**SUPPLIED RECORDS**.
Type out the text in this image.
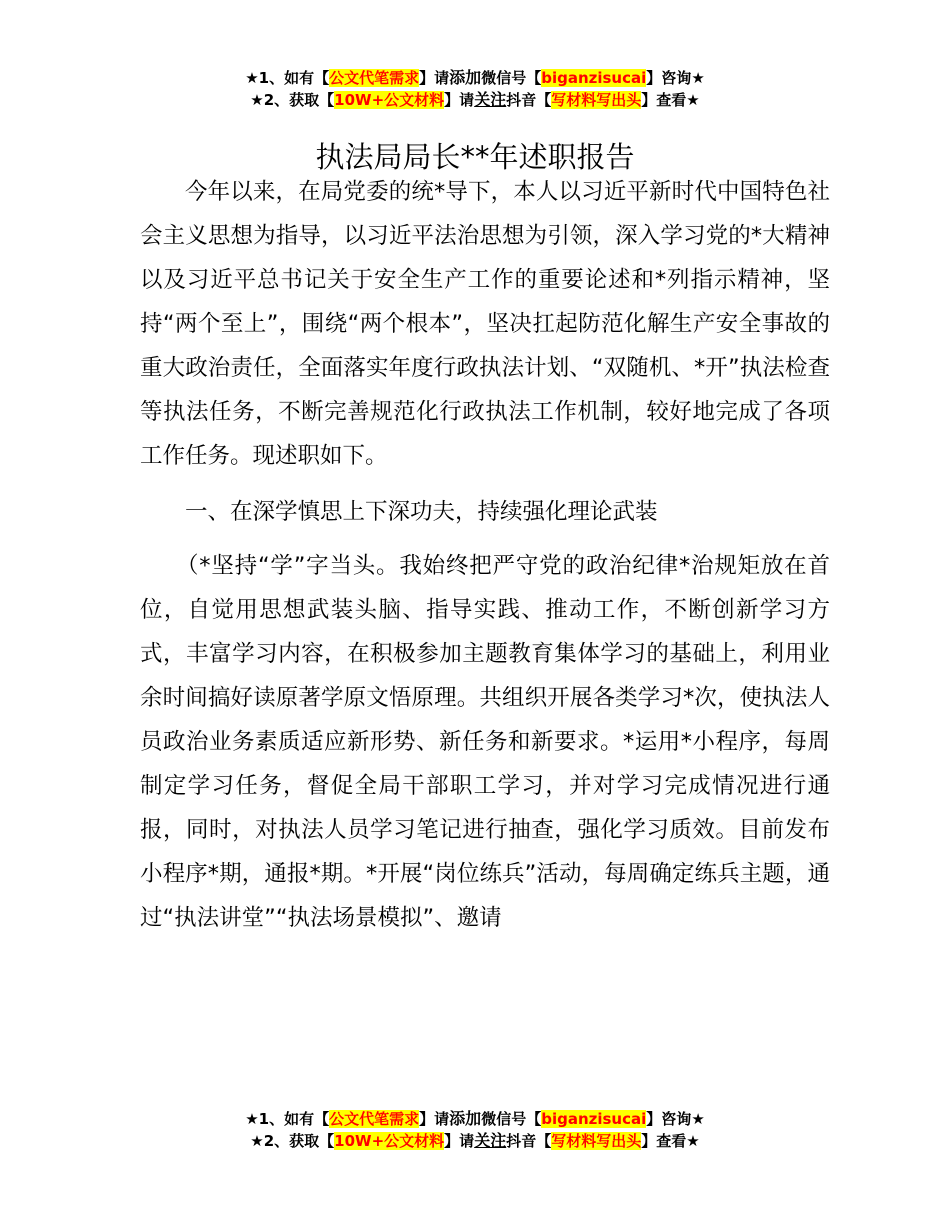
★1、如有【公文代笔需求】请添加微信号【biganzisucai】咨询★
★2、获取【10W+公文材料】请关注抖音【写材料写出头】查看★
执法局局长**年述职报告

今年以来，在局党委的统*导下，本人以习近平新时代中国特色社会主义思想为指导，以习近平法治思想为引领，深入学习党的*大精神以及习近平总书记关于安全生产工作的重要论述和*列指示精神，坚持“两个至上”，围绕“两个根本”，坚决扛起防范化解生产安全事故的重大政治责任，全面落实年度行政执法计划、“双随机、*开”执法检查等执法任务，不断完善规范化行政执法工作机制，较好地完成了各项工作任务。现述职如下。

一、在深学慎思上下深功夫，持续强化理论武装

（*坚持“学”字当头。我始终把严守党的政治纪律*治规矩放在首位，自觉用思想武装头脑、指导实践、推动工作，不断创新学习方式，丰富学习内容，在积极参加主题教育集体学习的基础上，利用业余时间搞好读原著学原文悟原理。共组织开展各类学习*次，使执法人员政治业务素质适应新形势、新任务和新要求。*运用*小程序，每周制定学习任务，督促全局干部职工学习，并对学习完成情况进行通报，同时，对执法人员学习笔记进行抽查，强化学习质效。目前发布小程序*期，通报*期。*开展“岗位练兵”活动，每周确定练兵主题，通过“执法讲堂”“执法场景模拟”、邀请

★1、如有【公文代笔需求】请添加微信号【biganzisucai】咨询★
★2、获取【10W+公文材料】请关注抖音【写材料写出头】查看★
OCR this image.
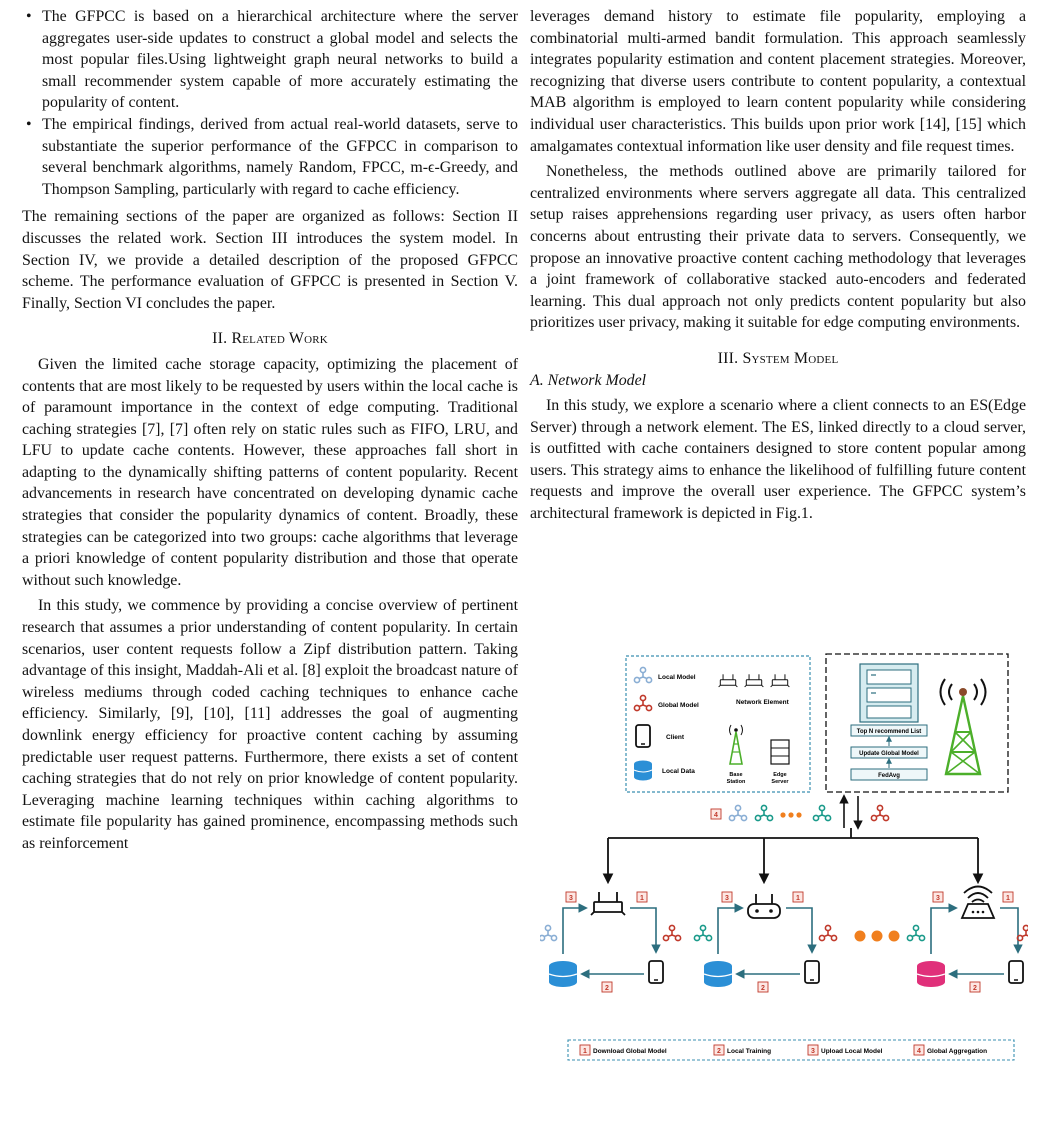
• The GFPCC is based on a hierarchical architecture where the server aggregates user-side updates to construct a global model and selects the most popular files.Using lightweight graph neural networks to build a small recommender system capable of more accurately estimating the popularity of content.
• The empirical findings, derived from actual real-world datasets, serve to substantiate the superior performance of the GFPCC in comparison to several benchmark algorithms, namely Random, FPCC, m-ϵ-Greedy, and Thompson Sampling, particularly with regard to cache efficiency.

The remaining sections of the paper are organized as follows: Section II discusses the related work. Section III introduces the system model. In Section IV, we provide a detailed description of the proposed GFPCC scheme. The performance evaluation of GFPCC is presented in Section V. Finally, Section VI concludes the paper.

II. Related Work

Given the limited cache storage capacity, optimizing the placement of contents that are most likely to be requested by users within the local cache is of paramount importance in the context of edge computing. Traditional caching strategies [7], [7] often rely on static rules such as FIFO, LRU, and LFU to update cache contents. However, these approaches fall short in adapting to the dynamically shifting patterns of content popularity. Recent advancements in research have concentrated on developing dynamic cache strategies that consider the popularity dynamics of content. Broadly, these strategies can be categorized into two groups: cache algorithms that leverage a priori knowledge of content popularity distribution and those that operate without such knowledge.

In this study, we commence by providing a concise overview of pertinent research that assumes a prior understanding of content popularity. In certain scenarios, user content requests follow a Zipf distribution pattern. Taking advantage of this insight, Maddah-Ali et al. [8] exploit the broadcast nature of wireless mediums through coded caching techniques to enhance cache efficiency. Similarly, [9], [10], [11] addresses the goal of augmenting downlink energy efficiency for proactive content caching by assuming predictable user request patterns. Furthermore, there exists a set of content caching strategies that do not rely on prior knowledge of content popularity. Leveraging machine learning techniques within caching algorithms to estimate file popularity has gained prominence, encompassing methods such as reinforcement

leverages demand history to estimate file popularity, employing a combinatorial multi-armed bandit formulation. This approach seamlessly integrates popularity estimation and content placement strategies. Moreover, recognizing that diverse users contribute to content popularity, a contextual MAB algorithm is employed to learn content popularity while considering individual user characteristics. This builds upon prior work [14], [15] which amalgamates contextual information like user density and file request times.

Nonetheless, the methods outlined above are primarily tailored for centralized environments where servers aggregate all data. This centralized setup raises apprehensions regarding user privacy, as users often harbor concerns about entrusting their private data to servers. Consequently, we propose an innovative proactive content caching methodology that leverages a joint framework of collaborative stacked auto-encoders and federated learning. This dual approach not only predicts content popularity but also prioritizes user privacy, making it suitable for edge computing environments.

III. System Model

A. Network Model

In this study, we explore a scenario where a client connects to an ES(Edge Server) through a network element. The ES, linked directly to a cloud server, is outfitted with cache containers designed to store content popular among users. This strategy aims to enhance the likelihood of fulfilling future content requests and improve the overall user experience. The GFPCC system’s architectural framework is depicted in Fig.1.

Local Model
Global Model
Client
Local Data
Network Element
Base
Station
Edge
Server
Top N recommend List
Update Global Model
FedAvg
4
3	1
2
3	1
2
3	1
2
1 Download Global Model	2 Local Training	3 Upload Local Model	4 Global Aggregation
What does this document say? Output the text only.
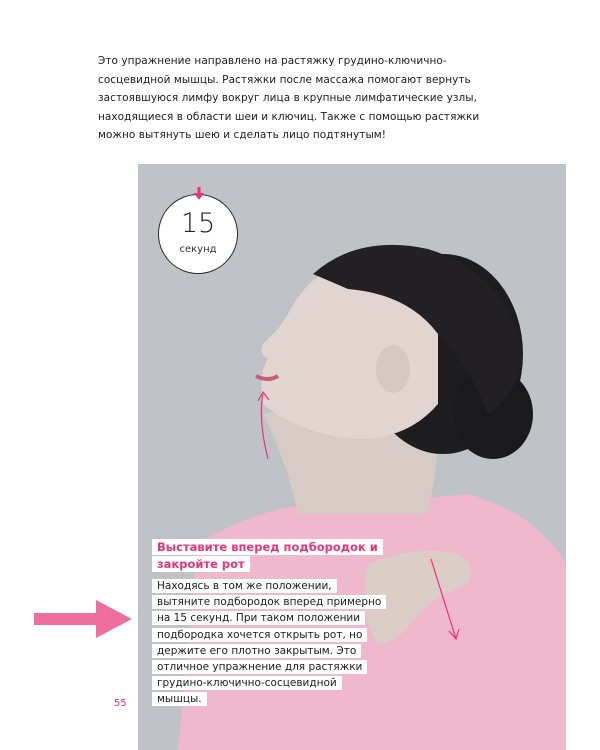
Это упражнение направлено на растяжку грудино-ключично-сосцевидной мышцы. Растяжки после массажа помогают вернуть застоявшуюся лимфу вокруг лица в крупные лимфатические узлы, находящиеся в области шеи и ключиц. Также с помощью растяжки можно вытянуть шею и сделать лицо подтянутым!

15
секунд
Выставите вперед подбородок и закройте рот
Находясь в том же положении, вытяните подбородок вперед примерно на 15 секунд. При таком положении подбородка хочется открыть рот, но держите его плотно закрытым. Это отличное упражнение для растяжки грудино-ключично-сосцевидной мышцы.
55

**REQUIREMENT**. Without the pictures, write out all of the material exactly.

**WRITTEN ANSWER**.
Type out the text in this image.
★1、如有【公文代笔需求】请添加微信号【biganzisucai】咨询★
★2、获取【10W+公文材料】请关注抖音【写材料写出头】查看★
执法局局长**年述职报告

今年以来，在局党委的统*导下，本人以习近平新时代中国特色社会主义思想为指导，以习近平法治思想为引领，深入学习党的*大精神以及习近平总书记关于安全生产工作的重要论述和*列指示精神，坚持“两个至上”，围绕“两个根本”，坚决扛起防范化解生产安全事故的重大政治责任，全面落实年度行政执法计划、“双随机、*开”执法检查等执法任务，不断完善规范化行政执法工作机制，较好地完成了各项工作任务。现述职如下。

一、在深学慎思上下深功夫，持续强化理论武装

（*坚持“学”字当头。我始终把严守党的政治纪律*治规矩放在首位，自觉用思想武装头脑、指导实践、推动工作，不断创新学习方式，丰富学习内容，在积极参加主题教育集体学习的基础上，利用业余时间搞好读原著学原文悟原理。共组织开展各类学习*次，使执法人员政治业务素质适应新形势、新任务和新要求。*运用*小程序，每周制定学习任务，督促全局干部职工学习，并对学习完成情况进行通报，同时，对执法人员学习笔记进行抽查，强化学习质效。目前发布小程序*期，通报*期。*开展“岗位练兵”活动，每周确定练兵主题，通过“执法讲堂”“执法场景模拟”、邀请

★1、如有【公文代笔需求】请添加微信号【biganzisucai】咨询★
★2、获取【10W+公文材料】请关注抖音【写材料写出头】查看★
OCR this image.
• The GFPCC is based on a hierarchical architecture where the server aggregates user-side updates to construct a global model and selects the most popular files.Using lightweight graph neural networks to build a small recommender system capable of more accurately estimating the popularity of content.
• The empirical findings, derived from actual real-world datasets, serve to substantiate the superior performance of the GFPCC in comparison to several benchmark algorithms, namely Random, FPCC, m-ϵ-Greedy, and Thompson Sampling, particularly with regard to cache efficiency.

The remaining sections of the paper are organized as follows: Section II discusses the related work. Section III introduces the system model. In Section IV, we provide a detailed description of the proposed GFPCC scheme. The performance evaluation of GFPCC is presented in Section V. Finally, Section VI concludes the paper.

II. Related Work

Given the limited cache storage capacity, optimizing the placement of contents that are most likely to be requested by users within the local cache is of paramount importance in the context of edge computing. Traditional caching strategies [7], [7] often rely on static rules such as FIFO, LRU, and LFU to update cache contents. However, these approaches fall short in adapting to the dynamically shifting patterns of content popularity. Recent advancements in research have concentrated on developing dynamic cache strategies that consider the popularity dynamics of content. Broadly, these strategies can be categorized into two groups: cache algorithms that leverage a priori knowledge of content popularity distribution and those that operate without such knowledge.

In this study, we commence by providing a concise overview of pertinent research that assumes a prior understanding of content popularity. In certain scenarios, user content requests follow a Zipf distribution pattern. Taking advantage of this insight, Maddah-Ali et al. [8] exploit the broadcast nature of wireless mediums through coded caching techniques to enhance cache efficiency. Similarly, [9], [10], [11] addresses the goal of augmenting downlink energy efficiency for proactive content caching by assuming predictable user request patterns. Furthermore, there exists a set of content caching strategies that do not rely on prior knowledge of content popularity. Leveraging machine learning techniques within caching algorithms to estimate file popularity has gained prominence, encompassing methods such as reinforcement

leverages demand history to estimate file popularity, employing a combinatorial multi-armed bandit formulation. This approach seamlessly integrates popularity estimation and content placement strategies. Moreover, recognizing that diverse users contribute to content popularity, a contextual MAB algorithm is employed to learn content popularity while considering individual user characteristics. This builds upon prior work [14], [15] which amalgamates contextual information like user density and file request times.

Nonetheless, the methods outlined above are primarily tailored for centralized environments where servers aggregate all data. This centralized setup raises apprehensions regarding user privacy, as users often harbor concerns about entrusting their private data to servers. Consequently, we propose an innovative proactive content caching methodology that leverages a joint framework of collaborative stacked auto-encoders and federated learning. This dual approach not only predicts content popularity but also prioritizes user privacy, making it suitable for edge computing environments.

III. System Model

A. Network Model

In this study, we explore a scenario where a client connects to an ES(Edge Server) through a network element. The ES, linked directly to a cloud server, is outfitted with cache containers designed to store content popular among users. This strategy aims to enhance the likelihood of fulfilling future content requests and improve the overall user experience. The GFPCC system’s architectural framework is depicted in Fig.1.

Local Model
Global Model
Client
Local Data
Network Element
Base
Station
Edge
Server
Top N recommend List
Update Global Model
FedAvg
4
3	1
2
3	1
2
3	1
2
1 Download Global Model	2 Local Training	3 Upload Local Model	4 Global Aggregation
What does this document say? Output the text only.
Это упражнение направлено на растяжку грудино-ключично-сосцевидной мышцы. Растяжки после массажа помогают вернуть застоявшуюся лимфу вокруг лица в крупные лимфатические узлы, находящиеся в области шеи и ключиц. Также с помощью растяжки можно вытянуть шею и сделать лицо подтянутым!

15
секунд
Выставите вперед подбородок и закройте рот
Находясь в том же положении, вытяните подбородок вперед примерно на 15 секунд. При таком положении подбородка хочется открыть рот, но держите его плотно закрытым. Это отличное упражнение для растяжки грудино-ключично-сосцевидной мышцы.
55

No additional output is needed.